--- Dataset records ---

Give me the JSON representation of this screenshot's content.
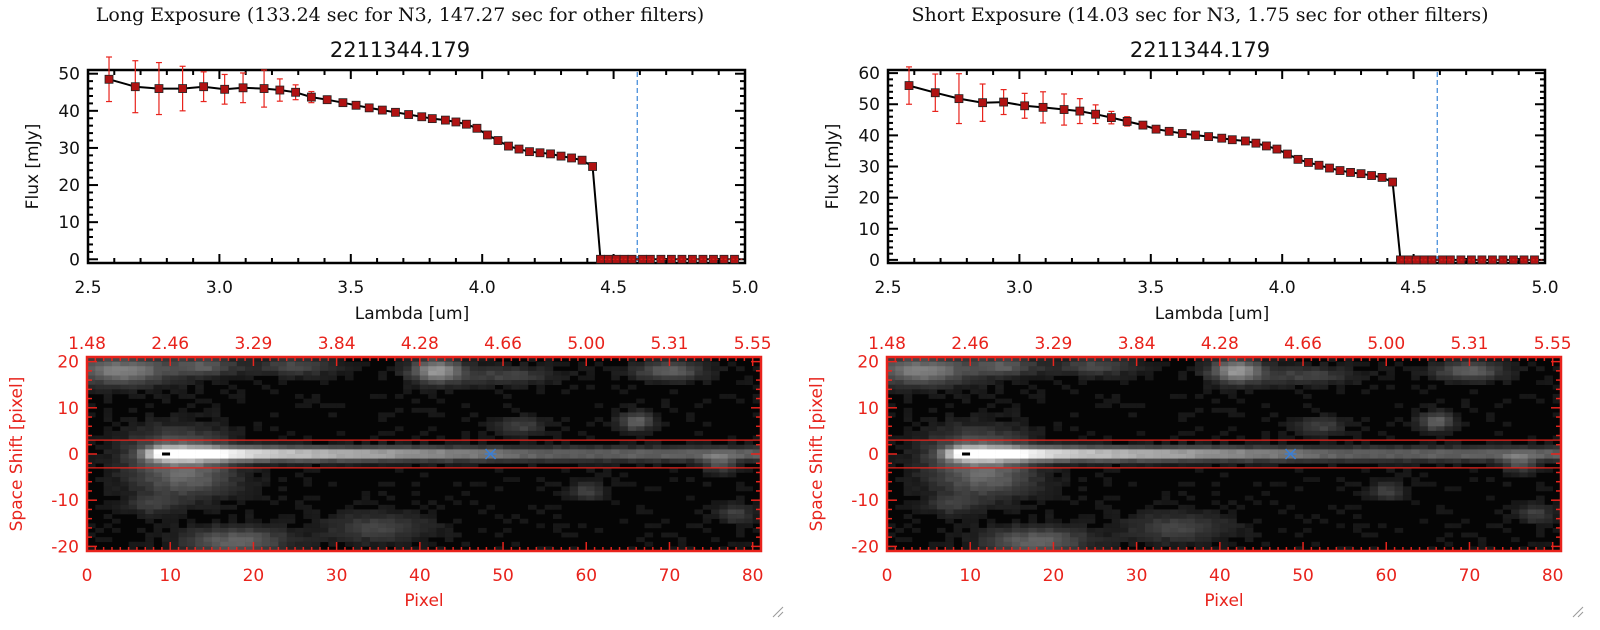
{
  "colors": {
    "errorbar": "#e8231c",
    "marker": "#b01212",
    "line": "#000000",
    "frame": "#000000",
    "spatial_frame": "#e8231c",
    "limit_line": "#3a86d9",
    "star_marker": "#3a7fd6"
  },
  "chart_data": [
    {
      "type": "line",
      "panel_title": "Long Exposure (133.24 sec for N3, 147.27 sec for other filters)",
      "title": "2211344.179",
      "xlabel": "Lambda [um]",
      "ylabel": "Flux [mJy]",
      "xlim": [
        2.5,
        5.0
      ],
      "ylim": [
        -1,
        51
      ],
      "xticks": [
        "2.5",
        "3.0",
        "3.5",
        "4.0",
        "4.5",
        "5.0"
      ],
      "yticks": [
        "0",
        "10",
        "20",
        "30",
        "40",
        "50"
      ],
      "ytick_values": [
        0,
        10,
        20,
        30,
        40,
        50
      ],
      "limit_line_x": 4.59,
      "series": [
        {
          "x": [
            2.58,
            2.68,
            2.77,
            2.86,
            2.94,
            3.02,
            3.09,
            3.17,
            3.23,
            3.29,
            3.35,
            3.41,
            3.47,
            3.52,
            3.57,
            3.62,
            3.67,
            3.72,
            3.77,
            3.81,
            3.86,
            3.9,
            3.94,
            3.98,
            4.02,
            4.06,
            4.1,
            4.14,
            4.18,
            4.22,
            4.26,
            4.3,
            4.34,
            4.38,
            4.42,
            4.45,
            4.48,
            4.51,
            4.54,
            4.57,
            4.61,
            4.64,
            4.68,
            4.72,
            4.76,
            4.8,
            4.84,
            4.88,
            4.92,
            4.96
          ],
          "y": [
            48.5,
            46.5,
            46.0,
            46.0,
            46.5,
            45.8,
            46.2,
            46.0,
            45.6,
            45.0,
            43.7,
            43.0,
            42.2,
            41.5,
            40.8,
            40.2,
            39.6,
            39.0,
            38.4,
            37.9,
            37.5,
            37.0,
            36.4,
            35.3,
            33.5,
            32.0,
            30.5,
            29.7,
            29.0,
            28.7,
            28.4,
            27.8,
            27.3,
            26.7,
            25.0,
            0,
            0,
            0,
            0,
            0,
            0,
            0,
            0,
            0,
            0,
            0,
            0,
            0,
            0,
            0
          ],
          "yerr": [
            6,
            7,
            7,
            6,
            4,
            4,
            4,
            5,
            3,
            2,
            1.5,
            1,
            0.5,
            0.5,
            0.5,
            0.5,
            0.5,
            0.5,
            0.5,
            0.5,
            0.5,
            0.5,
            0.5,
            0.5,
            0.5,
            0.5,
            0.5,
            0.5,
            0.5,
            0.5,
            0.5,
            0.5,
            0.5,
            0.5,
            0.5,
            0,
            0,
            0,
            0,
            0,
            0,
            0,
            0,
            0,
            0,
            0,
            0,
            0,
            0,
            0
          ]
        }
      ],
      "image": {
        "top_axis_ticks": [
          "1.48",
          "2.46",
          "3.29",
          "3.84",
          "4.28",
          "4.66",
          "5.00",
          "5.31",
          "5.55"
        ],
        "xlabel": "Pixel",
        "ylabel": "Space Shift [pixel]",
        "xticks": [
          "0",
          "10",
          "20",
          "30",
          "40",
          "50",
          "60",
          "70",
          "80"
        ],
        "yticks": [
          "20",
          "10",
          "0",
          "-10",
          "-20"
        ],
        "xlim": [
          0,
          81
        ],
        "ylim": [
          -21,
          21
        ],
        "aperture_rows": [
          -3,
          3
        ],
        "source_pixel": [
          9.5,
          0
        ],
        "star_marker_pixel": [
          48.5,
          0
        ]
      }
    },
    {
      "type": "line",
      "panel_title": "Short Exposure (14.03 sec for N3, 1.75 sec for other filters)",
      "title": "2211344.179",
      "xlabel": "Lambda [um]",
      "ylabel": "Flux [mJy]",
      "xlim": [
        2.5,
        5.0
      ],
      "ylim": [
        -1,
        61
      ],
      "xticks": [
        "2.5",
        "3.0",
        "3.5",
        "4.0",
        "4.5",
        "5.0"
      ],
      "yticks": [
        "0",
        "10",
        "20",
        "30",
        "40",
        "50",
        "60"
      ],
      "ytick_values": [
        0,
        10,
        20,
        30,
        40,
        50,
        60
      ],
      "limit_line_x": 4.59,
      "series": [
        {
          "x": [
            2.58,
            2.68,
            2.77,
            2.86,
            2.94,
            3.02,
            3.09,
            3.17,
            3.23,
            3.29,
            3.35,
            3.41,
            3.47,
            3.52,
            3.57,
            3.62,
            3.67,
            3.72,
            3.77,
            3.81,
            3.86,
            3.9,
            3.94,
            3.98,
            4.02,
            4.06,
            4.1,
            4.14,
            4.18,
            4.22,
            4.26,
            4.3,
            4.34,
            4.38,
            4.42,
            4.45,
            4.48,
            4.51,
            4.54,
            4.57,
            4.61,
            4.64,
            4.68,
            4.72,
            4.76,
            4.8,
            4.84,
            4.88,
            4.92,
            4.96
          ],
          "y": [
            56.0,
            53.7,
            51.8,
            50.5,
            50.7,
            49.5,
            49.0,
            48.3,
            47.8,
            46.8,
            45.7,
            44.5,
            43.3,
            42.0,
            41.3,
            40.6,
            40.1,
            39.6,
            39.1,
            38.6,
            38.2,
            37.5,
            36.6,
            35.6,
            34.0,
            32.3,
            31.3,
            30.4,
            29.5,
            28.7,
            28.1,
            27.7,
            27.1,
            26.5,
            25.0,
            0,
            0,
            0,
            0,
            0,
            0,
            0,
            0,
            0,
            0,
            0,
            0,
            0,
            0,
            0
          ],
          "yerr": [
            6,
            6,
            8,
            6,
            4,
            4,
            5,
            5,
            4,
            3,
            2,
            1.5,
            1,
            0.5,
            0.5,
            0.5,
            0.5,
            0.5,
            0.5,
            0.5,
            0.5,
            0.5,
            0.5,
            0.5,
            0.5,
            0.5,
            0.5,
            0.5,
            0.5,
            0.5,
            0.5,
            0.5,
            0.5,
            0.5,
            0.5,
            0,
            0,
            0,
            0,
            0,
            0,
            0,
            0,
            0,
            0,
            0,
            0,
            0,
            0,
            0
          ]
        }
      ],
      "image": {
        "top_axis_ticks": [
          "1.48",
          "2.46",
          "3.29",
          "3.84",
          "4.28",
          "4.66",
          "5.00",
          "5.31",
          "5.55"
        ],
        "xlabel": "Pixel",
        "ylabel": "Space Shift [pixel]",
        "xticks": [
          "0",
          "10",
          "20",
          "30",
          "40",
          "50",
          "60",
          "70",
          "80"
        ],
        "yticks": [
          "20",
          "10",
          "0",
          "-10",
          "-20"
        ],
        "xlim": [
          0,
          81
        ],
        "ylim": [
          -21,
          21
        ],
        "aperture_rows": [
          -3,
          3
        ],
        "source_pixel": [
          9.5,
          0
        ],
        "star_marker_pixel": [
          48.5,
          0
        ]
      }
    }
  ]
}
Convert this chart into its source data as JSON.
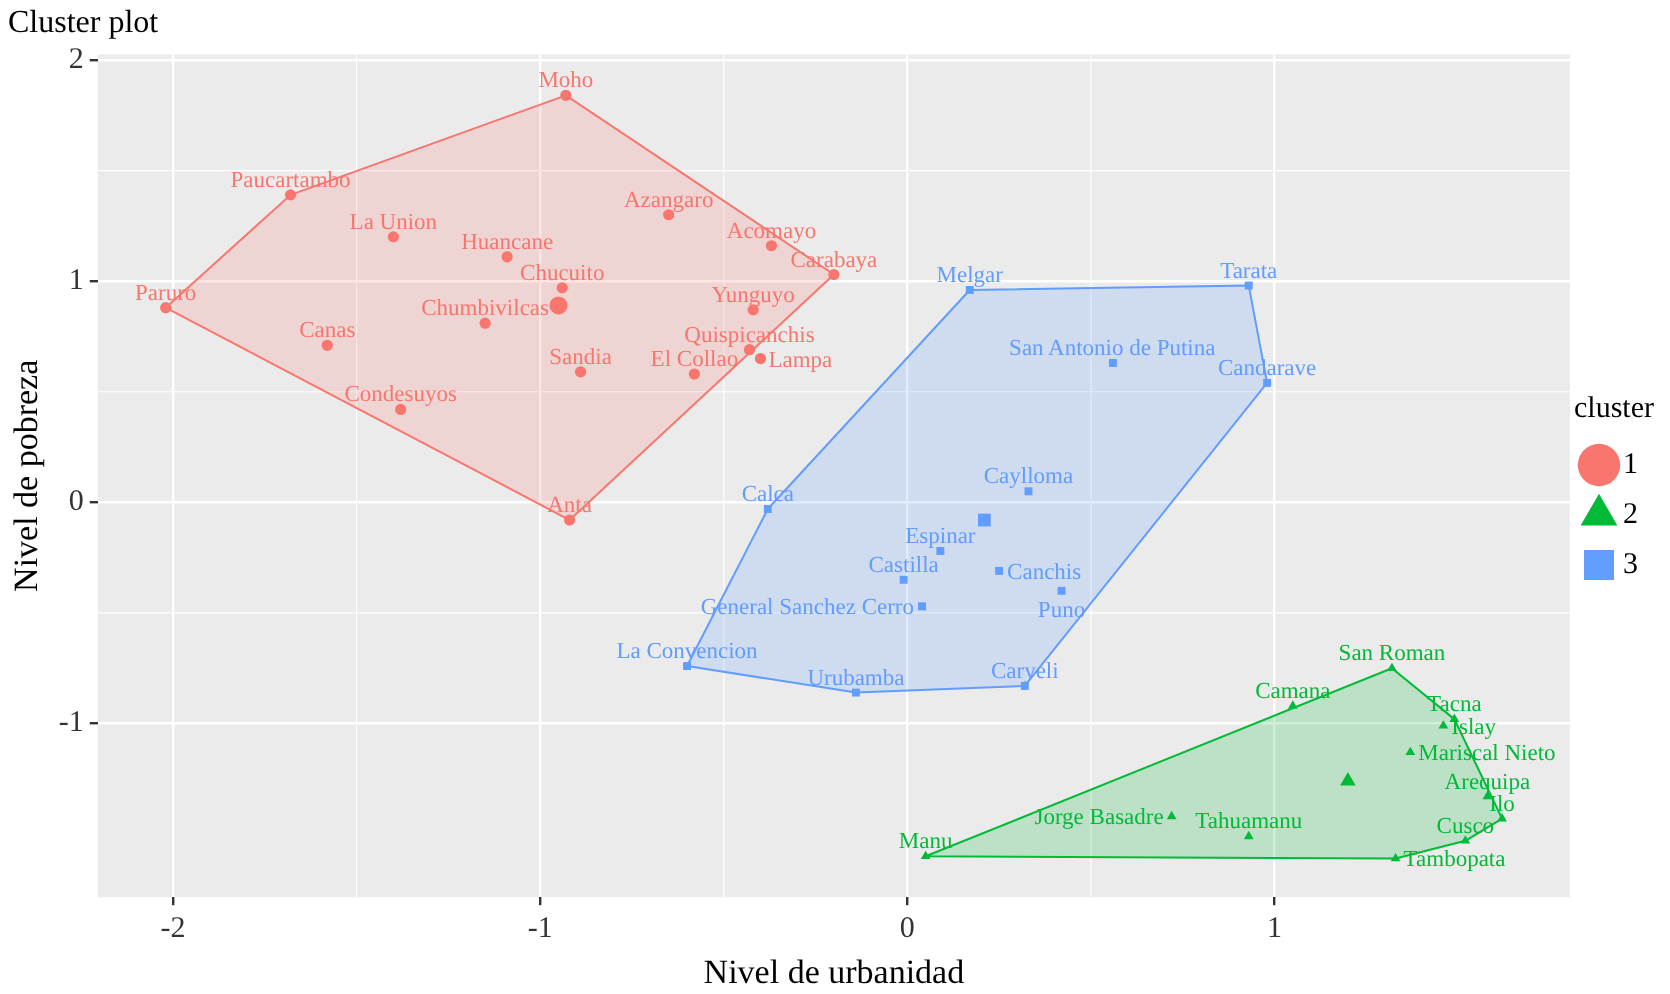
{
  "chart_data": {
    "type": "scatter",
    "title": "Cluster plot",
    "xlabel": "Nivel de urbanidad",
    "ylabel": "Nivel de pobreza",
    "legend_title": "cluster",
    "legend": "right",
    "grid": true,
    "xlim": [
      -2.205,
      1.805
    ],
    "xticks": [
      -2,
      -1,
      0,
      1
    ],
    "ylim": [
      -1.785,
      2.025
    ],
    "yticks": [
      -1,
      0,
      1,
      2
    ],
    "series": [
      {
        "type": "area",
        "color": "#f8766d",
        "x": [
          -2.02,
          -1.68,
          -0.93,
          -0.2,
          -0.92
        ],
        "values": [
          0.88,
          1.39,
          1.84,
          1.03,
          -0.08
        ]
      },
      {
        "type": "area",
        "color": "#00ba38",
        "x": [
          0.05,
          1.32,
          1.49,
          1.62,
          1.52,
          1.33
        ],
        "values": [
          -1.6,
          -0.75,
          -0.98,
          -1.43,
          -1.53,
          -1.61
        ]
      },
      {
        "type": "area",
        "color": "#619cff",
        "x": [
          -0.6,
          -0.38,
          0.17,
          0.93,
          0.98,
          0.32,
          -0.14
        ],
        "values": [
          -0.74,
          -0.03,
          0.96,
          0.98,
          0.54,
          -0.83,
          -0.86
        ]
      },
      {
        "name": "1",
        "color": "#f8766d",
        "marker": "circle",
        "x": [
          -0.93,
          -1.68,
          -1.4,
          -1.09,
          -0.94,
          -1.15,
          -2.02,
          -1.58,
          -1.38,
          -0.92,
          -0.89,
          -0.65,
          -0.37,
          -0.2,
          -0.42,
          -0.43,
          -0.4,
          -0.58
        ],
        "values": [
          1.84,
          1.39,
          1.2,
          1.11,
          0.97,
          0.81,
          0.88,
          0.71,
          0.42,
          -0.08,
          0.59,
          1.3,
          1.16,
          1.03,
          0.87,
          0.69,
          0.65,
          0.58
        ]
      },
      {
        "name": "2",
        "color": "#00ba38",
        "marker": "triangle",
        "x": [
          1.32,
          1.05,
          1.49,
          1.46,
          1.37,
          1.58,
          1.62,
          1.52,
          1.33,
          0.93,
          0.72,
          0.05
        ],
        "values": [
          -0.75,
          -0.92,
          -0.98,
          -1.01,
          -1.13,
          -1.33,
          -1.43,
          -1.53,
          -1.61,
          -1.51,
          -1.42,
          -1.6
        ]
      },
      {
        "name": "3",
        "color": "#619cff",
        "marker": "square",
        "x": [
          0.17,
          0.93,
          0.56,
          0.98,
          0.33,
          0.09,
          0.25,
          -0.01,
          0.42,
          0.04,
          -0.38,
          -0.6,
          -0.14,
          0.32
        ],
        "values": [
          0.96,
          0.98,
          0.63,
          0.54,
          0.05,
          -0.22,
          -0.31,
          -0.35,
          -0.4,
          -0.47,
          -0.03,
          -0.74,
          -0.86,
          -0.83
        ]
      },
      {
        "color": "#f8766d",
        "marker": "circle",
        "x": [
          -0.95
        ],
        "values": [
          0.89
        ]
      },
      {
        "color": "#00ba38",
        "marker": "triangle",
        "x": [
          1.2
        ],
        "values": [
          -1.26
        ]
      },
      {
        "color": "#619cff",
        "marker": "square",
        "x": [
          0.21
        ],
        "values": [
          -0.08
        ]
      }
    ],
    "annotations": [
      {
        "text": "Moho",
        "x": -0.93,
        "y": 1.84
      },
      {
        "text": "Paucartambo",
        "x": -1.68,
        "y": 1.39
      },
      {
        "text": "La Union",
        "x": -1.4,
        "y": 1.2
      },
      {
        "text": "Huancane",
        "x": -1.09,
        "y": 1.11
      },
      {
        "text": "Chucuito",
        "x": -0.94,
        "y": 0.97
      },
      {
        "text": "Chumbivilcas",
        "x": -1.15,
        "y": 0.81
      },
      {
        "text": "Paruro",
        "x": -2.02,
        "y": 0.88
      },
      {
        "text": "Canas",
        "x": -1.58,
        "y": 0.71
      },
      {
        "text": "Condesuyos",
        "x": -1.38,
        "y": 0.42
      },
      {
        "text": "Anta",
        "x": -0.92,
        "y": -0.08
      },
      {
        "text": "Sandia",
        "x": -0.89,
        "y": 0.59
      },
      {
        "text": "Azangaro",
        "x": -0.65,
        "y": 1.3
      },
      {
        "text": "Acomayo",
        "x": -0.37,
        "y": 1.16
      },
      {
        "text": "Carabaya",
        "x": -0.2,
        "y": 1.03
      },
      {
        "text": "Yunguyo",
        "x": -0.42,
        "y": 0.87
      },
      {
        "text": "Quispicanchis",
        "x": -0.43,
        "y": 0.69
      },
      {
        "text": "Lampa",
        "x": -0.4,
        "y": 0.65
      },
      {
        "text": "El Collao",
        "x": -0.58,
        "y": 0.58
      },
      {
        "text": "San Roman",
        "x": 1.32,
        "y": -0.75
      },
      {
        "text": "Camana",
        "x": 1.05,
        "y": -0.92
      },
      {
        "text": "Tacna",
        "x": 1.49,
        "y": -0.98
      },
      {
        "text": "Islay",
        "x": 1.46,
        "y": -1.01
      },
      {
        "text": "Mariscal Nieto",
        "x": 1.37,
        "y": -1.13
      },
      {
        "text": "Arequipa",
        "x": 1.58,
        "y": -1.33
      },
      {
        "text": "Ilo",
        "x": 1.62,
        "y": -1.43
      },
      {
        "text": "Cusco",
        "x": 1.52,
        "y": -1.53
      },
      {
        "text": "Tambopata",
        "x": 1.33,
        "y": -1.61
      },
      {
        "text": "Tahuamanu",
        "x": 0.93,
        "y": -1.51
      },
      {
        "text": "Jorge Basadre",
        "x": 0.72,
        "y": -1.42
      },
      {
        "text": "Manu",
        "x": 0.05,
        "y": -1.6
      },
      {
        "text": "Melgar",
        "x": 0.17,
        "y": 0.96
      },
      {
        "text": "Tarata",
        "x": 0.93,
        "y": 0.98
      },
      {
        "text": "San Antonio de Putina",
        "x": 0.56,
        "y": 0.63
      },
      {
        "text": "Candarave",
        "x": 0.98,
        "y": 0.54
      },
      {
        "text": "Caylloma",
        "x": 0.33,
        "y": 0.05
      },
      {
        "text": "Espinar",
        "x": 0.09,
        "y": -0.22
      },
      {
        "text": "Canchis",
        "x": 0.25,
        "y": -0.31
      },
      {
        "text": "Castilla",
        "x": -0.01,
        "y": -0.35
      },
      {
        "text": "Puno",
        "x": 0.42,
        "y": -0.4
      },
      {
        "text": "General Sanchez Cerro",
        "x": 0.04,
        "y": -0.47
      },
      {
        "text": "Calca",
        "x": -0.38,
        "y": -0.03
      },
      {
        "text": "La Convencion",
        "x": -0.6,
        "y": -0.74
      },
      {
        "text": "Urubamba",
        "x": -0.14,
        "y": -0.86
      },
      {
        "text": "Caryeli",
        "x": 0.32,
        "y": -0.83
      }
    ]
  }
}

---

* What is needed
Where a line holds "filters", copy it out.

* Response
      "panel_title": "Long Exposure (133.24 sec for N3, 147.27 sec for other filters)",
      "panel_title": "Short Exposure (14.03 sec for N3, 1.75 sec for other filters)",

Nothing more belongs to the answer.